Start of Source records
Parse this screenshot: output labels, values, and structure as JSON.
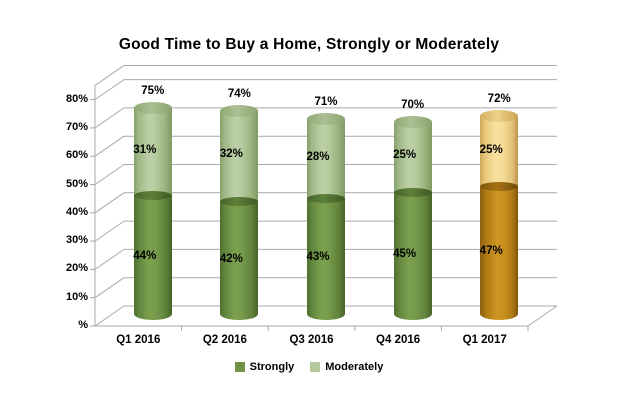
{
  "chart_data": {
    "type": "bar",
    "subtype": "3d-cylinder-stacked",
    "title": "Good Time to Buy a Home, Strongly or Moderately",
    "categories": [
      "Q1 2016",
      "Q2 2016",
      "Q3 2016",
      "Q4 2016",
      "Q1 2017"
    ],
    "series": [
      {
        "name": "Strongly",
        "values": [
          44,
          42,
          43,
          45,
          47
        ]
      },
      {
        "name": "Moderately",
        "values": [
          31,
          32,
          28,
          25,
          25
        ]
      }
    ],
    "totals": [
      75,
      74,
      71,
      70,
      72
    ],
    "value_labels": {
      "totals": [
        "75%",
        "74%",
        "71%",
        "70%",
        "72%"
      ],
      "strongly": [
        "44%",
        "42%",
        "43%",
        "45%",
        "47%"
      ],
      "moderately": [
        "31%",
        "32%",
        "28%",
        "25%",
        "25%"
      ]
    },
    "y_axis": {
      "tick_labels": [
        "80%",
        "70%",
        "60%",
        "50%",
        "40%",
        "30%",
        "20%",
        "10%",
        "%"
      ],
      "tick_values": [
        80,
        70,
        60,
        50,
        40,
        30,
        20,
        10,
        0
      ],
      "ylim": [
        0,
        85
      ],
      "grid": true
    },
    "legend": {
      "position": "bottom",
      "entries": [
        {
          "label": "Strongly",
          "color": "#6f9245"
        },
        {
          "label": "Moderately",
          "color": "#b4c99c"
        }
      ]
    },
    "highlight_category_index": 4,
    "colors": {
      "strongly_green": "#6f9245",
      "moderately_green": "#b4c99c",
      "strongly_gold": "#c98d1e",
      "moderately_gold": "#f6d88f",
      "gridline": "#a9a9a9",
      "label_text": "#000000",
      "background": "#ffffff"
    }
  }
}
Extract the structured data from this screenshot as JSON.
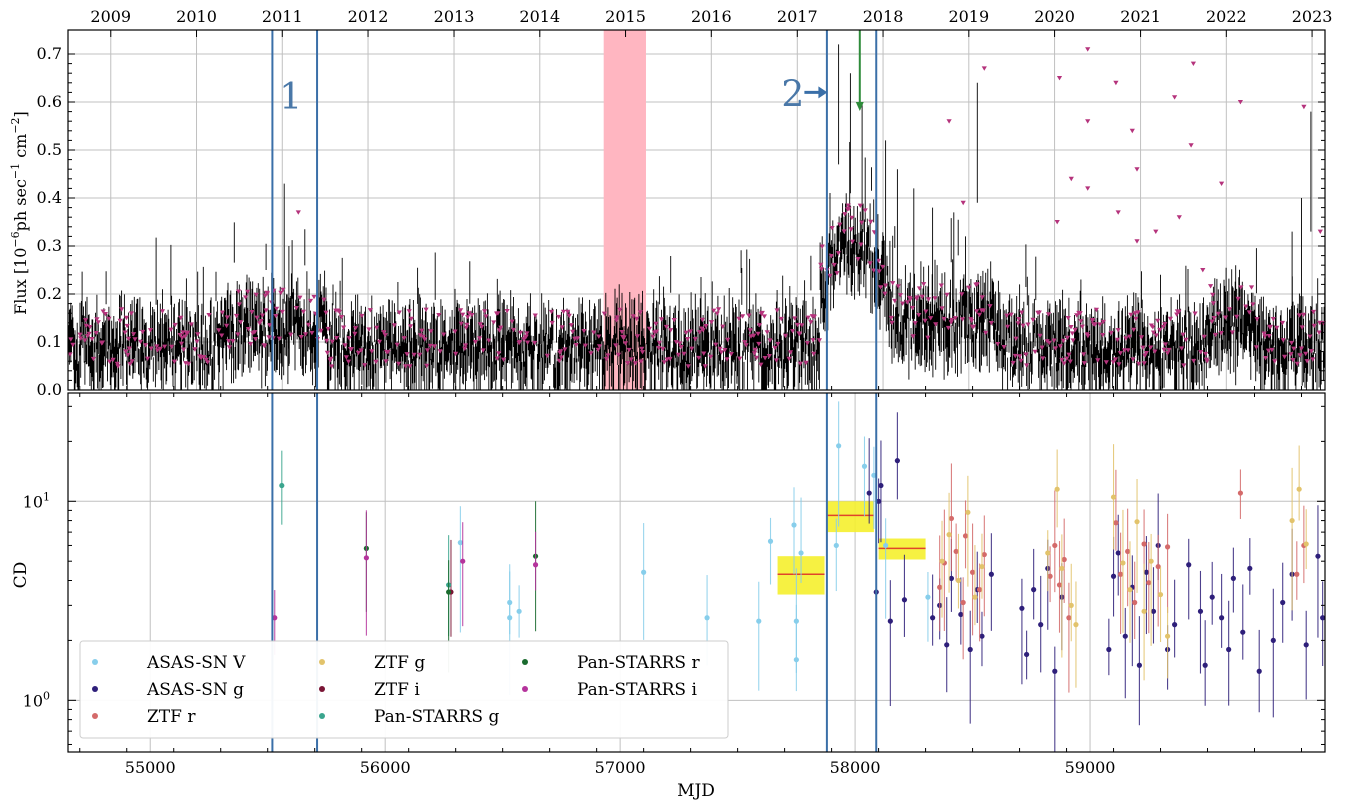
{
  "chart_data": [
    {
      "type": "scatter",
      "panel": "top",
      "ylabel_main": "Flux [10",
      "ylabel_exp1": "−6",
      "ylabel_mid": "ph sec",
      "ylabel_exp2": "−1",
      "ylabel_mid2": " cm",
      "ylabel_exp3": "−2",
      "ylabel_end": "]",
      "ylim": [
        0.0,
        0.75
      ],
      "yticks": [
        0.0,
        0.1,
        0.2,
        0.3,
        0.4,
        0.5,
        0.6,
        0.7
      ],
      "ytick_labels": [
        "0.0",
        "0.1",
        "0.2",
        "0.3",
        "0.4",
        "0.5",
        "0.6",
        "0.7"
      ],
      "xlim": [
        54650,
        60000
      ],
      "top_axis_years": [
        {
          "mjd": 54832,
          "label": "2009"
        },
        {
          "mjd": 55197,
          "label": "2010"
        },
        {
          "mjd": 55562,
          "label": "2011"
        },
        {
          "mjd": 55927,
          "label": "2012"
        },
        {
          "mjd": 56293,
          "label": "2013"
        },
        {
          "mjd": 56658,
          "label": "2014"
        },
        {
          "mjd": 57023,
          "label": "2015"
        },
        {
          "mjd": 57388,
          "label": "2016"
        },
        {
          "mjd": 57754,
          "label": "2017"
        },
        {
          "mjd": 58119,
          "label": "2018"
        },
        {
          "mjd": 58484,
          "label": "2019"
        },
        {
          "mjd": 58849,
          "label": "2020"
        },
        {
          "mjd": 59215,
          "label": "2021"
        },
        {
          "mjd": 59580,
          "label": "2022"
        },
        {
          "mjd": 59945,
          "label": "2023"
        }
      ],
      "shaded_interval": {
        "x0": 56930,
        "x1": 57110,
        "color": "#ffb6c1"
      },
      "annotations": [
        {
          "text": "1",
          "x": 55600,
          "y": 0.615
        },
        {
          "text": "2",
          "x": 57780,
          "y": 0.62
        }
      ],
      "series": [
        {
          "kind": "detections",
          "color": "#000000",
          "marker": "point"
        },
        {
          "kind": "upper-limits",
          "color": "#b5337c",
          "marker": "triangle-down"
        }
      ],
      "flare_peaks": [
        {
          "x": 55570,
          "y": 0.43
        },
        {
          "x": 55590,
          "y": 0.3
        },
        {
          "x": 57930,
          "y": 0.72
        },
        {
          "x": 57980,
          "y": 0.66
        },
        {
          "x": 58030,
          "y": 0.6
        },
        {
          "x": 58130,
          "y": 0.52
        },
        {
          "x": 58180,
          "y": 0.46
        },
        {
          "x": 58250,
          "y": 0.42
        },
        {
          "x": 58330,
          "y": 0.38
        },
        {
          "x": 58420,
          "y": 0.37
        },
        {
          "x": 58520,
          "y": 0.64
        },
        {
          "x": 58470,
          "y": 0.32
        },
        {
          "x": 59860,
          "y": 0.33
        },
        {
          "x": 59940,
          "y": 0.58
        },
        {
          "x": 59300,
          "y": 0.24
        },
        {
          "x": 59620,
          "y": 0.26
        },
        {
          "x": 58700,
          "y": 0.22
        },
        {
          "x": 59900,
          "y": 0.4
        }
      ],
      "upper_limit_outliers": [
        {
          "x": 55630,
          "y": 0.37
        },
        {
          "x": 58400,
          "y": 0.56
        },
        {
          "x": 58460,
          "y": 0.39
        },
        {
          "x": 58550,
          "y": 0.67
        },
        {
          "x": 58870,
          "y": 0.65
        },
        {
          "x": 58860,
          "y": 0.35
        },
        {
          "x": 58920,
          "y": 0.44
        },
        {
          "x": 58990,
          "y": 0.71
        },
        {
          "x": 58990,
          "y": 0.56
        },
        {
          "x": 58990,
          "y": 0.42
        },
        {
          "x": 59110,
          "y": 0.64
        },
        {
          "x": 59120,
          "y": 0.37
        },
        {
          "x": 59180,
          "y": 0.54
        },
        {
          "x": 59200,
          "y": 0.46
        },
        {
          "x": 59280,
          "y": 0.33
        },
        {
          "x": 59360,
          "y": 0.61
        },
        {
          "x": 59380,
          "y": 0.36
        },
        {
          "x": 59430,
          "y": 0.51
        },
        {
          "x": 59440,
          "y": 0.68
        },
        {
          "x": 59560,
          "y": 0.43
        },
        {
          "x": 59640,
          "y": 0.6
        },
        {
          "x": 59910,
          "y": 0.59
        },
        {
          "x": 59980,
          "y": 0.33
        },
        {
          "x": 59480,
          "y": 0.25
        },
        {
          "x": 59200,
          "y": 0.31
        }
      ]
    },
    {
      "type": "scatter",
      "panel": "bottom",
      "xlabel": "MJD",
      "ylabel": "CD",
      "yscale": "log",
      "ylim": [
        0.55,
        35
      ],
      "ytick_major": [
        1,
        10
      ],
      "xlim": [
        54650,
        60000
      ],
      "xticks": [
        55000,
        56000,
        57000,
        58000,
        59000
      ],
      "xtick_labels": [
        "55000",
        "56000",
        "57000",
        "58000",
        "59000"
      ],
      "vertical_lines_mjd": [
        55520,
        55710,
        57880,
        58090
      ],
      "bin_boxes": [
        {
          "x0": 57670,
          "x1": 57870,
          "y": 4.3,
          "ylo": 3.4,
          "yhi": 5.3
        },
        {
          "x0": 57880,
          "x1": 58080,
          "y": 8.5,
          "ylo": 7.0,
          "yhi": 10.0
        },
        {
          "x0": 58100,
          "x1": 58300,
          "y": 5.8,
          "ylo": 5.1,
          "yhi": 6.5
        }
      ],
      "legend": {
        "placement": "lower-left",
        "entries": [
          {
            "label": "ASAS-SN V",
            "color": "#87ceeb"
          },
          {
            "label": "ASAS-SN g",
            "color": "#2e1f7a"
          },
          {
            "label": "ZTF r",
            "color": "#d46a6a"
          },
          {
            "label": "ZTF g",
            "color": "#e2c36b"
          },
          {
            "label": "ZTF i",
            "color": "#7a1535"
          },
          {
            "label": "Pan-STARRS g",
            "color": "#3aa58e"
          },
          {
            "label": "Pan-STARRS r",
            "color": "#1a6b2e"
          },
          {
            "label": "Pan-STARRS i",
            "color": "#b5339c"
          }
        ]
      },
      "series": [
        {
          "name": "ASAS-SN V",
          "points": [
            [
              56320,
              6.2
            ],
            [
              56530,
              3.1
            ],
            [
              56530,
              2.6
            ],
            [
              56570,
              2.8
            ],
            [
              57100,
              4.4
            ],
            [
              57370,
              2.6
            ],
            [
              57590,
              2.5
            ],
            [
              57640,
              6.3
            ],
            [
              57740,
              7.6
            ],
            [
              57750,
              2.5
            ],
            [
              57750,
              1.6
            ],
            [
              57770,
              5.5
            ],
            [
              57920,
              6.0
            ],
            [
              57930,
              19.0
            ],
            [
              58040,
              15.0
            ],
            [
              58080,
              13.5
            ],
            [
              58130,
              6.0
            ],
            [
              58310,
              3.3
            ]
          ]
        },
        {
          "name": "ASAS-SN g",
          "points": [
            [
              58060,
              11.0
            ],
            [
              58090,
              3.5
            ],
            [
              58100,
              10.0
            ],
            [
              58110,
              12.0
            ],
            [
              58150,
              2.5
            ],
            [
              58180,
              16.0
            ],
            [
              58210,
              3.2
            ],
            [
              58330,
              2.6
            ],
            [
              58360,
              3.0
            ],
            [
              58390,
              1.9
            ],
            [
              58410,
              4.1
            ],
            [
              58450,
              2.7
            ],
            [
              58490,
              1.8
            ],
            [
              58520,
              3.6
            ],
            [
              58540,
              2.1
            ],
            [
              58580,
              4.3
            ],
            [
              58710,
              2.9
            ],
            [
              58730,
              1.7
            ],
            [
              58760,
              3.6
            ],
            [
              58790,
              2.4
            ],
            [
              58820,
              4.6
            ],
            [
              58850,
              1.4
            ],
            [
              58880,
              3.3
            ],
            [
              59080,
              1.8
            ],
            [
              59100,
              4.2
            ],
            [
              59120,
              5.5
            ],
            [
              59150,
              2.1
            ],
            [
              59180,
              3.7
            ],
            [
              59210,
              1.5
            ],
            [
              59240,
              4.4
            ],
            [
              59270,
              2.8
            ],
            [
              59290,
              6.0
            ],
            [
              59330,
              1.8
            ],
            [
              59360,
              2.4
            ],
            [
              59420,
              4.8
            ],
            [
              59470,
              2.8
            ],
            [
              59490,
              1.5
            ],
            [
              59520,
              3.3
            ],
            [
              59560,
              2.6
            ],
            [
              59590,
              1.8
            ],
            [
              59610,
              4.1
            ],
            [
              59650,
              2.2
            ],
            [
              59680,
              4.6
            ],
            [
              59720,
              1.4
            ],
            [
              59780,
              2.0
            ],
            [
              59820,
              3.1
            ],
            [
              59860,
              4.3
            ],
            [
              59920,
              1.9
            ],
            [
              59970,
              5.3
            ],
            [
              59990,
              2.6
            ]
          ]
        },
        {
          "name": "ZTF r",
          "points": [
            [
              58360,
              3.7
            ],
            [
              58380,
              4.9
            ],
            [
              58410,
              8.2
            ],
            [
              58430,
              5.6
            ],
            [
              58460,
              3.1
            ],
            [
              58470,
              6.7
            ],
            [
              58500,
              4.4
            ],
            [
              58530,
              3.6
            ],
            [
              58550,
              5.4
            ],
            [
              58830,
              4.2
            ],
            [
              58850,
              6.0
            ],
            [
              58870,
              3.8
            ],
            [
              58890,
              5.1
            ],
            [
              58910,
              2.6
            ],
            [
              59110,
              7.8
            ],
            [
              59130,
              4.3
            ],
            [
              59160,
              5.6
            ],
            [
              59190,
              3.1
            ],
            [
              59230,
              6.1
            ],
            [
              59250,
              3.9
            ],
            [
              59290,
              4.7
            ],
            [
              59330,
              5.9
            ],
            [
              59640,
              11.0
            ],
            [
              59880,
              4.3
            ],
            [
              59910,
              6.0
            ]
          ]
        },
        {
          "name": "ZTF g",
          "points": [
            [
              58370,
              5.0
            ],
            [
              58400,
              6.8
            ],
            [
              58440,
              4.0
            ],
            [
              58480,
              8.8
            ],
            [
              58510,
              3.3
            ],
            [
              58540,
              4.7
            ],
            [
              58820,
              5.5
            ],
            [
              58860,
              11.5
            ],
            [
              58880,
              4.6
            ],
            [
              58920,
              3.0
            ],
            [
              58940,
              2.4
            ],
            [
              59100,
              10.5
            ],
            [
              59140,
              4.9
            ],
            [
              59170,
              3.6
            ],
            [
              59200,
              7.9
            ],
            [
              59230,
              2.8
            ],
            [
              59260,
              5.0
            ],
            [
              59300,
              3.4
            ],
            [
              59330,
              2.1
            ],
            [
              59860,
              8.0
            ],
            [
              59890,
              11.5
            ],
            [
              59920,
              6.1
            ]
          ]
        },
        {
          "name": "ZTF i",
          "points": [
            [
              56280,
              3.5
            ]
          ]
        },
        {
          "name": "Pan-STARRS g",
          "points": [
            [
              55560,
              12.0
            ],
            [
              56270,
              3.8
            ]
          ]
        },
        {
          "name": "Pan-STARRS r",
          "points": [
            [
              55920,
              5.8
            ],
            [
              56640,
              5.3
            ],
            [
              56270,
              3.5
            ]
          ]
        },
        {
          "name": "Pan-STARRS i",
          "points": [
            [
              55530,
              2.6
            ],
            [
              55920,
              5.2
            ],
            [
              56330,
              5.0
            ],
            [
              56640,
              4.8
            ]
          ]
        }
      ]
    }
  ]
}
End of Source records
=== Task prompt ===
Filter for "STARRS". Return all lines that hold it.

=== Complete answer ===
            "label": "Pan-STARRS g",
            "label": "Pan-STARRS r",
            "label": "Pan-STARRS i",
          "name": "Pan-STARRS g",
          "name": "Pan-STARRS r",
          "name": "Pan-STARRS i",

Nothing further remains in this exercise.